• _What the task requires_:
Write out the records below word for word, please.

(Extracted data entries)
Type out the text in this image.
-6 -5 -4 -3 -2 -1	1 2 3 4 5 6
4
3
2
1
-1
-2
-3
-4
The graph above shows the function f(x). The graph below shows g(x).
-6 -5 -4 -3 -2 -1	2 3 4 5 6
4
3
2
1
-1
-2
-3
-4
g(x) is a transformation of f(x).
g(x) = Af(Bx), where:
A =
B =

• _Output for this task_:
Type out the text in this image.
-6 -5 -4 -3 -2 -1	1 2 3 4 5 6
4
3
2
1
-1
-2
-3
-4
The graph above shows the function f(x). The graph below shows g(x).
-6 -5 -4 -3 -2 -1	2 3 4 5 6
4
3
2
1
-1
-2
-3
-4
g(x) is a transformation of f(x).
g(x) = Af(Bx), where:
A =
B =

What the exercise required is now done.